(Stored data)
════════════════════

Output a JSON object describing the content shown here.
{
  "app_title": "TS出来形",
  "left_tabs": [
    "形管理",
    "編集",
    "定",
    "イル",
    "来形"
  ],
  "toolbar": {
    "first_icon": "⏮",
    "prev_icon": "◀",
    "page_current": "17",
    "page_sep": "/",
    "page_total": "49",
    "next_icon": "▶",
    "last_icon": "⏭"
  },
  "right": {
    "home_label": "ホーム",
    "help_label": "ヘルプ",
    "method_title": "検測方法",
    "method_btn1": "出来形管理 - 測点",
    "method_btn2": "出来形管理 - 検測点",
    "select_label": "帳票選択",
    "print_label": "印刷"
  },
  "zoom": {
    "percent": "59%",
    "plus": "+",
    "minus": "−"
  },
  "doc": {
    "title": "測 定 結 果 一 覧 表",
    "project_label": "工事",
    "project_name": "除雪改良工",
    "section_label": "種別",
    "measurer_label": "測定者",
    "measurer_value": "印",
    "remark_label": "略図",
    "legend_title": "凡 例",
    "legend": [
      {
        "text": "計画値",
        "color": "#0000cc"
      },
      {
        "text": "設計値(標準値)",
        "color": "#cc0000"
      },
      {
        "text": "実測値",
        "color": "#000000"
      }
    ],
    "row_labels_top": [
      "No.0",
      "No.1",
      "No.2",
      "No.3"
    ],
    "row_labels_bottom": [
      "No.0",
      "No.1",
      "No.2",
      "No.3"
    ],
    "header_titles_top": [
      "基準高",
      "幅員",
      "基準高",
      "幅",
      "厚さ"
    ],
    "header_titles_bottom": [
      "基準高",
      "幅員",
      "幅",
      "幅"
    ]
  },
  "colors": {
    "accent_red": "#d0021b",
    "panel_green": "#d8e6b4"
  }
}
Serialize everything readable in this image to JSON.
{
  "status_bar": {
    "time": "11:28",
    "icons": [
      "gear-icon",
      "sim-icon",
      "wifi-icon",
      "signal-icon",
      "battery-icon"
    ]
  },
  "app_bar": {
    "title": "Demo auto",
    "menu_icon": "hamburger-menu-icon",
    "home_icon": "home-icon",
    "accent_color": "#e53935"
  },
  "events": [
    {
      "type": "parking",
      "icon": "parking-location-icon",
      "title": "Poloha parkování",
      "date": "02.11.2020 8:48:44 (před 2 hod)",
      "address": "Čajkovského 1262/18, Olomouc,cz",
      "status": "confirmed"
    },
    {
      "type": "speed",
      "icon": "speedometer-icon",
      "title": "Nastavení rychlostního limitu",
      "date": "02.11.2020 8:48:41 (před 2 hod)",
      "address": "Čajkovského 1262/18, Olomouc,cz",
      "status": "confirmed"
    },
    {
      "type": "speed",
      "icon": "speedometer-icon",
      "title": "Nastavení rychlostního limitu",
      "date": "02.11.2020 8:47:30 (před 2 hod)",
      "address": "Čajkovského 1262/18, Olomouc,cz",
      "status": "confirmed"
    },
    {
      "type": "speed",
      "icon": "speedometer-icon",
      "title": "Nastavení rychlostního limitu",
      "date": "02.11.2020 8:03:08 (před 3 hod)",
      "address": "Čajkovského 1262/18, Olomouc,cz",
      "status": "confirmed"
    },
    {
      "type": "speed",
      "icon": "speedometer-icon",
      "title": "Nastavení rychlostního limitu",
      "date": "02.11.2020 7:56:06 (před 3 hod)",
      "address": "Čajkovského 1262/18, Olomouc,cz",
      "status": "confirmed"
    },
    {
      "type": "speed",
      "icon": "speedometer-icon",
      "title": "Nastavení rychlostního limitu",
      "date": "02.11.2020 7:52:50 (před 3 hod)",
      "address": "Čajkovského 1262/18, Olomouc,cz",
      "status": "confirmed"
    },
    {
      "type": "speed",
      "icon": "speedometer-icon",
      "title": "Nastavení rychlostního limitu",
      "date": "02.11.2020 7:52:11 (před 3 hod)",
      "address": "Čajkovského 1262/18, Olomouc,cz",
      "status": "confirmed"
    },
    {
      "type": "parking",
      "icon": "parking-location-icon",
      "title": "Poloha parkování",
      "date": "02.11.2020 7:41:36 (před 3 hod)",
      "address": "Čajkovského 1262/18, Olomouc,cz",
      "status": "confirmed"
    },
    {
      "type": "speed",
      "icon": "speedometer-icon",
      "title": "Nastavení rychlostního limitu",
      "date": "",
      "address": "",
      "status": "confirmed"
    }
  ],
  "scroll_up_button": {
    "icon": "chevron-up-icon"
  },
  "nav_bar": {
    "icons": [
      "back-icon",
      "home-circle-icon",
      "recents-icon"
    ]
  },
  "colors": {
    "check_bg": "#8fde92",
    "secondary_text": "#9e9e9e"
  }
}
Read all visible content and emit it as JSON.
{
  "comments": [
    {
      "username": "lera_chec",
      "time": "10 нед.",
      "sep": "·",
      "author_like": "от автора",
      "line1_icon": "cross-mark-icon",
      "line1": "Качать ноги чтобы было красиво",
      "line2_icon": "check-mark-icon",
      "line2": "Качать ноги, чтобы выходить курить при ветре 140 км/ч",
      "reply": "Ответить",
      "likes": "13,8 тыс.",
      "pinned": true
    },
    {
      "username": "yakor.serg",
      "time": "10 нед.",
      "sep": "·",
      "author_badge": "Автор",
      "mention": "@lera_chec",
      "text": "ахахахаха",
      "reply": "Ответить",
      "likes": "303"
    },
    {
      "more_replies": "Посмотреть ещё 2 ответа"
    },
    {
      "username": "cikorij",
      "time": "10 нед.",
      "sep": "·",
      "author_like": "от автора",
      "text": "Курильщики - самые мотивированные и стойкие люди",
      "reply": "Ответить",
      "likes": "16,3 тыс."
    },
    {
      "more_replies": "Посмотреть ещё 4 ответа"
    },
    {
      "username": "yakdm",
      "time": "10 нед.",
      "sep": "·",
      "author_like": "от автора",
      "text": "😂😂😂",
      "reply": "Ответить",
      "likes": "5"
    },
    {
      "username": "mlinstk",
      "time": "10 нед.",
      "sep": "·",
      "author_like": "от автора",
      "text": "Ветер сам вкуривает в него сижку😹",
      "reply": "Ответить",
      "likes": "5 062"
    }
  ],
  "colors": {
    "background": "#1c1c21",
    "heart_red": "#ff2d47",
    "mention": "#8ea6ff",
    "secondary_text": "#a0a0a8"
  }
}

════════════════════

§ Job
Return the line that contains "Read all visible content and emit it as JSON." along with every line after it through the end of the entries, exactly, adding nothing.

§ The answer
Read all visible content and emit it as JSON.
{
  "comments": [
    {
      "username": "lera_chec",
      "time": "10 нед.",
      "sep": "·",
      "author_like": "от автора",
      "line1_icon": "cross-mark-icon",
      "line1": "Качать ноги чтобы было красиво",
      "line2_icon": "check-mark-icon",
      "line2": "Качать ноги, чтобы выходить курить при ветре 140 км/ч",
      "reply": "Ответить",
      "likes": "13,8 тыс.",
      "pinned": true
    },
    {
      "username": "yakor.serg",
      "time": "10 нед.",
      "sep": "·",
      "author_badge": "Автор",
      "mention": "@lera_chec",
      "text": "ахахахаха",
      "reply": "Ответить",
      "likes": "303"
    },
    {
      "more_replies": "Посмотреть ещё 2 ответа"
    },
    {
      "username": "cikorij",
      "time": "10 нед.",
      "sep": "·",
      "author_like": "от автора",
      "text": "Курильщики - самые мотивированные и стойкие люди",
      "reply": "Ответить",
      "likes": "16,3 тыс."
    },
    {
      "more_replies": "Посмотреть ещё 4 ответа"
    },
    {
      "username": "yakdm",
      "time": "10 нед.",
      "sep": "·",
      "author_like": "от автора",
      "text": "😂😂😂",
      "reply": "Ответить",
      "likes": "5"
    },
    {
      "username": "mlinstk",
      "time": "10 нед.",
      "sep": "·",
      "author_like": "от автора",
      "text": "Ветер сам вкуривает в него сижку😹",
      "reply": "Ответить",
      "likes": "5 062"
    }
  ],
  "colors": {
    "background": "#1c1c21",
    "heart_red": "#ff2d47",
    "mention": "#8ea6ff",
    "secondary_text": "#a0a0a8"
  }
}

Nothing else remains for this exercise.